[TASK TO COMPLETE] Look through the material below for "right". Copy every line that contains it.

[Saved data entries]
#####

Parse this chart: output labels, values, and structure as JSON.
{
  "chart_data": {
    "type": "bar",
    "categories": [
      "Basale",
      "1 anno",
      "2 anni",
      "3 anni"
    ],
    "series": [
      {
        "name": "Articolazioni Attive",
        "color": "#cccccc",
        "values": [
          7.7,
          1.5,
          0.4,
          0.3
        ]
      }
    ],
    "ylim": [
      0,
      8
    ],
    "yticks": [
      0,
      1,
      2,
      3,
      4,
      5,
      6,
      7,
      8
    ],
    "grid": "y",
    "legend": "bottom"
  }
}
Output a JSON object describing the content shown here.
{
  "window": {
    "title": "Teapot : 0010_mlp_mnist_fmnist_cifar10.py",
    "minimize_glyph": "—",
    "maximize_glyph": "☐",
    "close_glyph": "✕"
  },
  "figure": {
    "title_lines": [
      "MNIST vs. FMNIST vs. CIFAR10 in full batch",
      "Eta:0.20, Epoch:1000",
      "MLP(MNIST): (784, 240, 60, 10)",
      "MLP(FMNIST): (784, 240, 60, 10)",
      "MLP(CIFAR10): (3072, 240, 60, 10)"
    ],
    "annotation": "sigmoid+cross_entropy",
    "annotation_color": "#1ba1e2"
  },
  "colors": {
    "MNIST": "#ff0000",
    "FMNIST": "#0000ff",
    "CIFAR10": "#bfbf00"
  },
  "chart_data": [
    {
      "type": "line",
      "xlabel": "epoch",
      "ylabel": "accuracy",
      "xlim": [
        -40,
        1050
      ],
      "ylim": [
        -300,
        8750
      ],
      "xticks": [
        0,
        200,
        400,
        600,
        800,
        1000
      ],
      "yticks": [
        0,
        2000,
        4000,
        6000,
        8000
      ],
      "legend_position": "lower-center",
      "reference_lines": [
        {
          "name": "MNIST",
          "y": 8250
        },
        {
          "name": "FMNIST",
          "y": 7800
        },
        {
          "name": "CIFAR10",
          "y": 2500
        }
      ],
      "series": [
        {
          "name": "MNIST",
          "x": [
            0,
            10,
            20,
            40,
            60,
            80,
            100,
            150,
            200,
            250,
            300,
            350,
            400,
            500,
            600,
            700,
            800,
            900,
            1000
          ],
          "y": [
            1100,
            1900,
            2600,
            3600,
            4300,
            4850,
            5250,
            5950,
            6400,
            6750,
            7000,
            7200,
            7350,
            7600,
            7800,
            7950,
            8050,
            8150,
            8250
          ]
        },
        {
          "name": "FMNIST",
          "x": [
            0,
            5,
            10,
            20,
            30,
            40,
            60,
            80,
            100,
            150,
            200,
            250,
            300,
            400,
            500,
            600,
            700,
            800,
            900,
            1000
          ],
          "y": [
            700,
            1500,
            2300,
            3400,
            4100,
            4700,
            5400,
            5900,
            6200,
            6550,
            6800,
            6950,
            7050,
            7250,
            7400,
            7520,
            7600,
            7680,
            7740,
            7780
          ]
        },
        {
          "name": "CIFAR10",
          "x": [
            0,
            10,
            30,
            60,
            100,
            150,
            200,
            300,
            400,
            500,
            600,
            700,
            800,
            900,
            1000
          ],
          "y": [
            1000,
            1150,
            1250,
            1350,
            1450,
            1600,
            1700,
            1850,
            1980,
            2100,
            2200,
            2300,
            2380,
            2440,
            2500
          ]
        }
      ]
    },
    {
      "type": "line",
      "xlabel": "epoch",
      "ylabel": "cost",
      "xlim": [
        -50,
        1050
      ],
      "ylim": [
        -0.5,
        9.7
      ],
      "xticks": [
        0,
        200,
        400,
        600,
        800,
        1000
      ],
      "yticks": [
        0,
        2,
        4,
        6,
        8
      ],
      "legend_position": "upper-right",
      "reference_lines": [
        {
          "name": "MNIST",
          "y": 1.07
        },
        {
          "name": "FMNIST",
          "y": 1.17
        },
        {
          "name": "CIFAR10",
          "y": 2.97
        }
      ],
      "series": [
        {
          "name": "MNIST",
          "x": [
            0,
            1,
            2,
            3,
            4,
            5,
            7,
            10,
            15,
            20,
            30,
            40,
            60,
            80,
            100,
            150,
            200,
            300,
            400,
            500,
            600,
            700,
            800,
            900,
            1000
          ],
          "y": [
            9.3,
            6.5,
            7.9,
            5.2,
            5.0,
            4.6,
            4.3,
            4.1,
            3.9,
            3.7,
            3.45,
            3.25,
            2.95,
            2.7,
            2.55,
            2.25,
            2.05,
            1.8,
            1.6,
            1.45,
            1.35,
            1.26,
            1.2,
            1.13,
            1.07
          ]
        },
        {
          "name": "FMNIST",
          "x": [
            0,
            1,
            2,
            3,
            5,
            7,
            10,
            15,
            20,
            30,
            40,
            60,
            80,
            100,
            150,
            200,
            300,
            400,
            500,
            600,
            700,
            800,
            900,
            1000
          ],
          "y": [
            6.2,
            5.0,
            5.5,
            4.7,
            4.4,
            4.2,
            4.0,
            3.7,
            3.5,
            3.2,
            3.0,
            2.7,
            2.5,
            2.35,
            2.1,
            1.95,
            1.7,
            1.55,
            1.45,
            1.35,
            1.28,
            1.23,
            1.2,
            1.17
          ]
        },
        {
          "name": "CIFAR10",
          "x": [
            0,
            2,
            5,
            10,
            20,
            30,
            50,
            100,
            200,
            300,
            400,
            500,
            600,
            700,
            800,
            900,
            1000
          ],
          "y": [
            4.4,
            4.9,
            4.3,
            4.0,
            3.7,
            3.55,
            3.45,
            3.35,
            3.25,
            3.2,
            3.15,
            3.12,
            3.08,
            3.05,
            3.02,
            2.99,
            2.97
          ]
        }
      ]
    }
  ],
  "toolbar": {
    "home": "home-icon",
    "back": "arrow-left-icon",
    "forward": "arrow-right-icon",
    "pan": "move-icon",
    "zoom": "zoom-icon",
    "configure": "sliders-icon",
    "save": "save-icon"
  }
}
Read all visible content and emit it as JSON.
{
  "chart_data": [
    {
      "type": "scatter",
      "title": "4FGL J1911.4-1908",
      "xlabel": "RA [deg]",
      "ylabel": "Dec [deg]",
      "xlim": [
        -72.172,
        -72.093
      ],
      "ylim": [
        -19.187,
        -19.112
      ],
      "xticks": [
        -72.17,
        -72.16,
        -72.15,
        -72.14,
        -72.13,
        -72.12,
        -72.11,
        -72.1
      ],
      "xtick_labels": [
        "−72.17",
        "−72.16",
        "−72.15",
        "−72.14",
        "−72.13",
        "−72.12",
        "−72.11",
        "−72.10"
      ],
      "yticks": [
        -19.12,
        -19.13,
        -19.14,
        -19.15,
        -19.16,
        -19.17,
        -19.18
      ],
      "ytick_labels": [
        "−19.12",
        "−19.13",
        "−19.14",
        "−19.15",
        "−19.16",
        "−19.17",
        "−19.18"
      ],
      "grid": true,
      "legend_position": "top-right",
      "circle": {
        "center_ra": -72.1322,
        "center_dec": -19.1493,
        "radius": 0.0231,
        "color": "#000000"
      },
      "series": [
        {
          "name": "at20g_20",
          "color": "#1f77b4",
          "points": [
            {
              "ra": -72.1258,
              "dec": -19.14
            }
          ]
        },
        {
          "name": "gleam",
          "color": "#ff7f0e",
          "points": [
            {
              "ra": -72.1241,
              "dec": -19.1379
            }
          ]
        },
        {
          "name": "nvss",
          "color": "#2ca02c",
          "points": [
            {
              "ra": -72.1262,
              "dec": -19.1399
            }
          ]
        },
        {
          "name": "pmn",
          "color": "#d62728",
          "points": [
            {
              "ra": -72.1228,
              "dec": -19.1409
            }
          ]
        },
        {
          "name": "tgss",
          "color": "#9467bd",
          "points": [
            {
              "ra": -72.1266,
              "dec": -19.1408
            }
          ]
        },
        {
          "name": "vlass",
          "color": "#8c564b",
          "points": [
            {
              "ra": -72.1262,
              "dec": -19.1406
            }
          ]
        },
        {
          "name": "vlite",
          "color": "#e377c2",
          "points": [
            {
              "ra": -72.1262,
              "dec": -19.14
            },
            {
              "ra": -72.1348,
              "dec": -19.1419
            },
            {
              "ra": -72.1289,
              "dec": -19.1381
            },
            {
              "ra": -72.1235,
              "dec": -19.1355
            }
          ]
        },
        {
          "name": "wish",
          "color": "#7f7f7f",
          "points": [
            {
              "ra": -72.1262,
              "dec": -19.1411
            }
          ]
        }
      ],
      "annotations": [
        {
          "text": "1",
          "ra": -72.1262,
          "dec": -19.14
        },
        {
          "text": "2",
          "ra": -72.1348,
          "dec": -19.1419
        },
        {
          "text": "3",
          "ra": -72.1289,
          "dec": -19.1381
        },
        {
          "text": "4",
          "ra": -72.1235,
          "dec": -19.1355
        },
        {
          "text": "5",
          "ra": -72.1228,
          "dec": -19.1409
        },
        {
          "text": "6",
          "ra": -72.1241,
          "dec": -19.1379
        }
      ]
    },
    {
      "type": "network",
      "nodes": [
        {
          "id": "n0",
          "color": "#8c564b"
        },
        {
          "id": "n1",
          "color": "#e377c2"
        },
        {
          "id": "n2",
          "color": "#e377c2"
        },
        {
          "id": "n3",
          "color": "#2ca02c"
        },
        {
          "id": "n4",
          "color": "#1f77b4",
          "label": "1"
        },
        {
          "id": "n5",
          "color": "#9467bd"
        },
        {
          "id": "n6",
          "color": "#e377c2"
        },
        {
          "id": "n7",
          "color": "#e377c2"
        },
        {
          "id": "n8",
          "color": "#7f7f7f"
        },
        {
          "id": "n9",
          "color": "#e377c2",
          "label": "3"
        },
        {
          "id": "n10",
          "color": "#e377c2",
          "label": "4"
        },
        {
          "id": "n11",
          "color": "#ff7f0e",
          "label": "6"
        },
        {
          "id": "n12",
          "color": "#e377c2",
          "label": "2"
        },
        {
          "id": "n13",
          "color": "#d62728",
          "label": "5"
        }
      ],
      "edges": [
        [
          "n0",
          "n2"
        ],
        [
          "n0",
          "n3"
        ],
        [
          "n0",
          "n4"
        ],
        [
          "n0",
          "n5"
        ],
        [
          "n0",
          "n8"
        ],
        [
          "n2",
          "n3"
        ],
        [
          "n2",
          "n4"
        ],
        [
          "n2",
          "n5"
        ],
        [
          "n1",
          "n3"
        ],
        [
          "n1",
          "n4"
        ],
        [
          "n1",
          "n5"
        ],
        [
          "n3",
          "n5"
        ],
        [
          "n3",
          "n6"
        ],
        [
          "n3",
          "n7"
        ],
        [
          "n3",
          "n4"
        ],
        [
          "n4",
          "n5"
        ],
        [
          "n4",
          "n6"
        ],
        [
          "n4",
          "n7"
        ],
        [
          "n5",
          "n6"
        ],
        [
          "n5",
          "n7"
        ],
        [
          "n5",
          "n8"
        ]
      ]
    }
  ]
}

#####

[RESULT OF THE TASK]
      "legend_position": "upper-right",
    "forward": "arrow-right-icon",
      "legend_position": "top-right",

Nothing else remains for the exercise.